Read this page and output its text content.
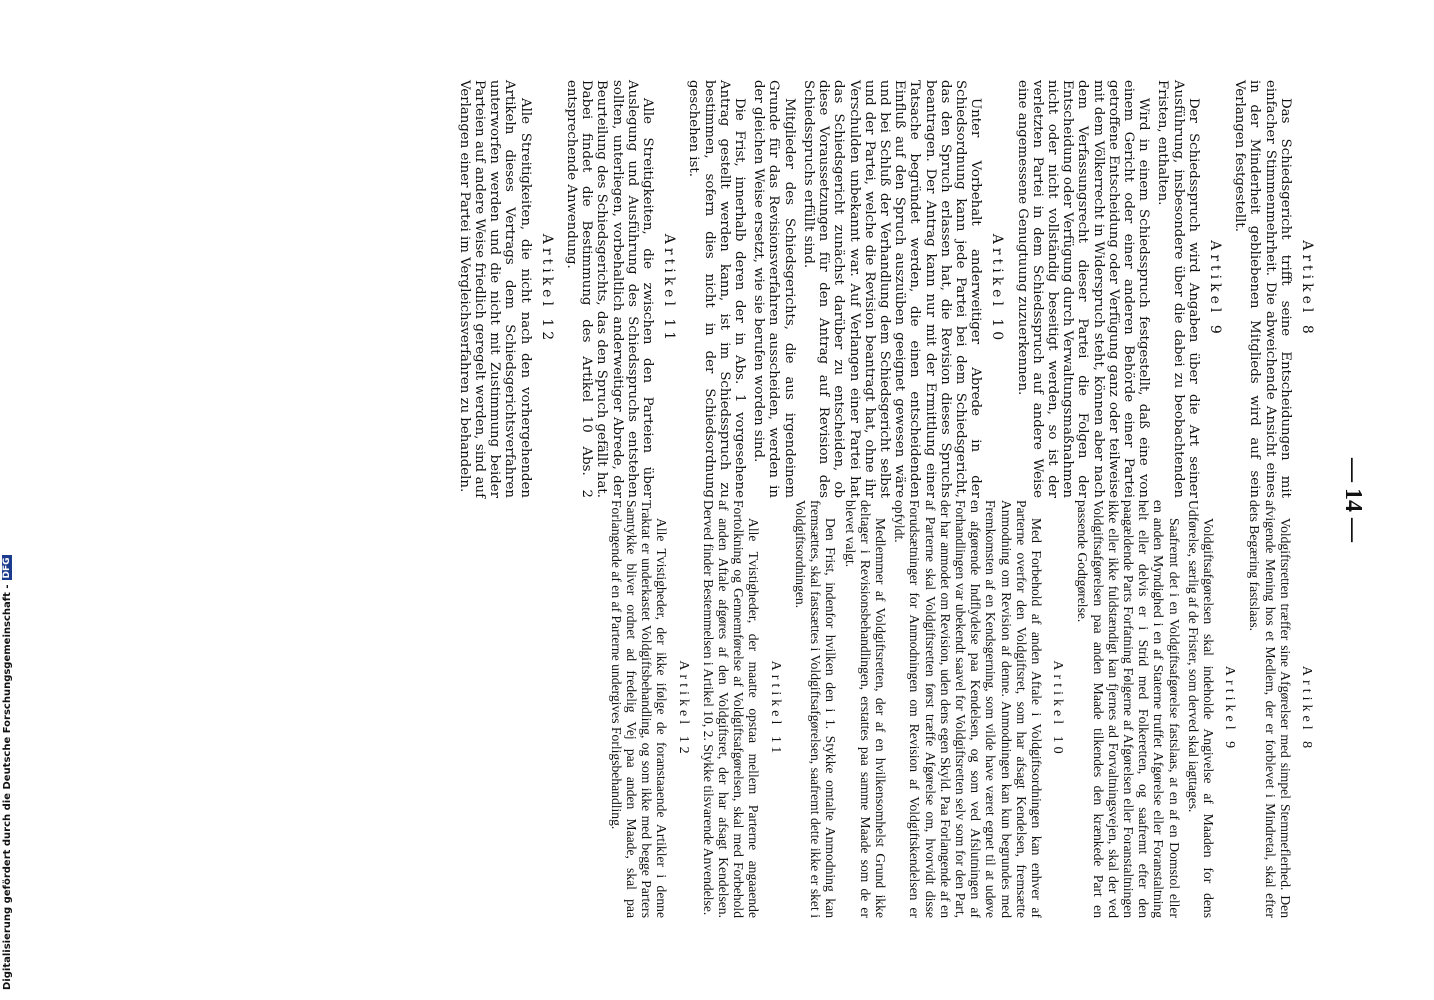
— 14 —
Artikel 8

Voldgiftsretten træffer sine Afgørelser med simpel Stemmeflerhed. Den afvigende Mening hos et Medlem, der er forblevet i Mindretal, skal efter dets Begæring fastslaas.

Artikel 9

Voldgiftsafgørelsen skal indeholde Angivelse af Maaden for dens Udførelse, særlig af de Frister, som derved skal iagttages.

Saafremt det i en Voldgiftsafgørelse fastslaas, at en af en Domstol eller en anden Myndighed i en af Staterne truffet Afgørelse eller Foranstaltning helt eller delvis er i Strid med Folkeretten, og saafremt efter den paagældende Parts Forfatning Følgerne af Afgørelsen eller Foranstaltningen ikke eller ikke fuldstændigt kan fjernes ad Forvaltningsvejen, skal der ved Voldgiftsafgørelsen paa anden Maade tilkendes den krænkede Part en passende Godtgørelse.

Artikel 10

Med Forbehold af anden Aftale i Voldgiftsordningen kan enhver af Parterne overfor den Voldgiftsret, som har afsagt Kendelsen, fremsætte Anmodning om Revision af denne. Anmodningen kan kun begrundes med Fremkomsten af en Kendsgerning, som vilde have været egnet til at udøve en afgørende Indflydelse paa Kendelsen, og som ved Afslutningen af Forhandlingen var ubekendt saavel for Voldgiftsretten selv som for den Part, der har anmodet om Revision, uden dens egen Skyld. Paa Forlangende af en af Parterne skal Voldgiftsretten først træffe Afgørelse om, hvorvidt disse Forudsætninger for Anmodningen om Revision af Voldgiftskendelsen er opfyldt.

Medlemmer af Voldgiftsretten, der af en hvilkensomhelst Grund ikke deltager i Revisionsbehandlingen, erstattes paa samme Maade som de er blevet valgt.

Den Frist, indenfor hvilken den i 1. Stykke omtalte Anmodning kan fremsættes, skal fastsættes i Voldgiftsafgørelsen, saafremt dette ikke er sket i Voldgiftsordningen.

Artikel 11

Alle Tvistigheder, der maatte opstaa mellem Parterne angaaende Fortolkning og Gennemførelse af Voldgiftsafgørelsen, skal med Forbehold af anden Aftale afgøres af den Voldgiftsret, der har afsagt Kendelsen. Derved finder Bestemmelsen i Artikel 10, 2. Stykke tilsvarende Anvendelse.

Artikel 12

Alle Tvistigheder, der ikke ifølge de foranstaaende Artikler i denne Traktat er underkastet Voldgiftsbehandling, og som ikke med begge Parters Samtykke bliver ordnet ad fredelig Vej paa anden Maade, skal paa Forlangende af en af Parterne undergives Forligsbehandling.

Artikel 8

Das Schiedsgericht trifft seine Entscheidungen mit einfacher Stimmenmehrheit. Die abweichende Ansicht eines in der Minderheit gebliebenen Mitglieds wird auf sein Verlangen festgestellt.

Artikel 9

Der Schiedsspruch wird Angaben über die Art seiner Ausführung, insbesondere über die dabei zu beobachtenden Fristen, enthalten.

Wird in einem Schiedsspruch festgestellt, daß eine von einem Gericht oder einer anderen Behörde einer Partei getroffene Entscheidung oder Verfügung ganz oder teilweise mit dem Völkerrecht in Widerspruch steht, können aber nach dem Verfassungsrecht dieser Partei die Folgen der Entscheidung oder Verfügung durch Verwaltungsmaßnahmen nicht oder nicht vollständig beseitigt werden, so ist der verletzten Partei in dem Schiedsspruch auf andere Weise eine angemessene Genugtuung zuzuerkennen.

Artikel 10

Unter Vorbehalt anderweitiger Abrede in der Schiedsordnung kann jede Partei bei dem Schiedsgericht, das den Spruch erlassen hat, die Revision dieses Spruchs beantragen. Der Antrag kann nur mit der Ermittlung einer Tatsache begründet werden, die einen entscheidenden Einfluß auf den Spruch auszuüben geeignet gewesen wäre und bei Schluß der Verhandlung dem Schiedsgericht selbst und der Partei, welche die Revision beantragt hat, ohne ihr Verschulden unbekannt war. Auf Verlangen einer Partei hat das Schiedsgericht zunächst darüber zu entscheiden, ob diese Voraussetzungen für den Antrag auf Revision des Schiedsspruchs erfüllt sind.

Mitglieder des Schiedsgerichts, die aus irgendeinem Grunde für das Revisionsverfahren ausscheiden, werden in der gleichen Weise ersetzt, wie sie berufen worden sind.

Die Frist, innerhalb deren der in Abs. 1 vorgesehene Antrag gestellt werden kann, ist im Schiedsspruch zu bestimmen, sofern dies nicht in der Schiedsordnung geschehen ist.

Artikel 11

Alle Streitigkeiten, die zwischen den Parteien über Auslegung und Ausführung des Schiedsspruchs entstehen sollten, unterliegen, vorbehaltlich anderweitiger Abrede, der Beurteilung des Schiedsgerichts, das den Spruch gefällt hat. Dabei findet die Bestimmung des Artikel 10 Abs. 2 entsprechende Anwendung.

Artikel 12

Alle Streitigkeiten, die nicht nach den vorhergehenden Artikeln dieses Vertrags dem Schiedsgerichtsverfahren unterworfen werden und die nicht mit Zustimmung beider Parteien auf andere Weise friedlich geregelt werden, sind auf Verlangen einer Partei im Vergleichsverfahren zu behandeln.

Digitalisierung gefördert durch die Deutsche Forschungsgemeinschaft -DFG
================================
Show all lines in the entries above where the word "Anmodning" appears.

Med Forbehold af anden Aftale i Voldgiftsordningen kan enhver af Parterne overfor den Voldgiftsret, som har afsagt Kendelsen, fremsætte Anmodning om Revision af denne. Anmodningen kan kun begrundes med Fremkomsten af en Kendsgerning, som vilde have været egnet til at udøve en afgørende Indflydelse paa Kendelsen, og som ved Afslutningen af Forhandlingen var ubekendt saavel for Voldgiftsretten selv som for den Part, der har anmodet om Revision, uden dens egen Skyld. Paa Forlangende af en af Parterne skal Voldgiftsretten først træffe Afgørelse om, hvorvidt disse Forudsætninger for Anmodningen om Revision af Voldgiftskendelsen er opfyldt.
Den Frist, indenfor hvilken den i 1. Stykke omtalte Anmodning kan fremsættes, skal fastsættes i Voldgiftsafgørelsen, saafremt dette ikke er sket i Voldgiftsordningen.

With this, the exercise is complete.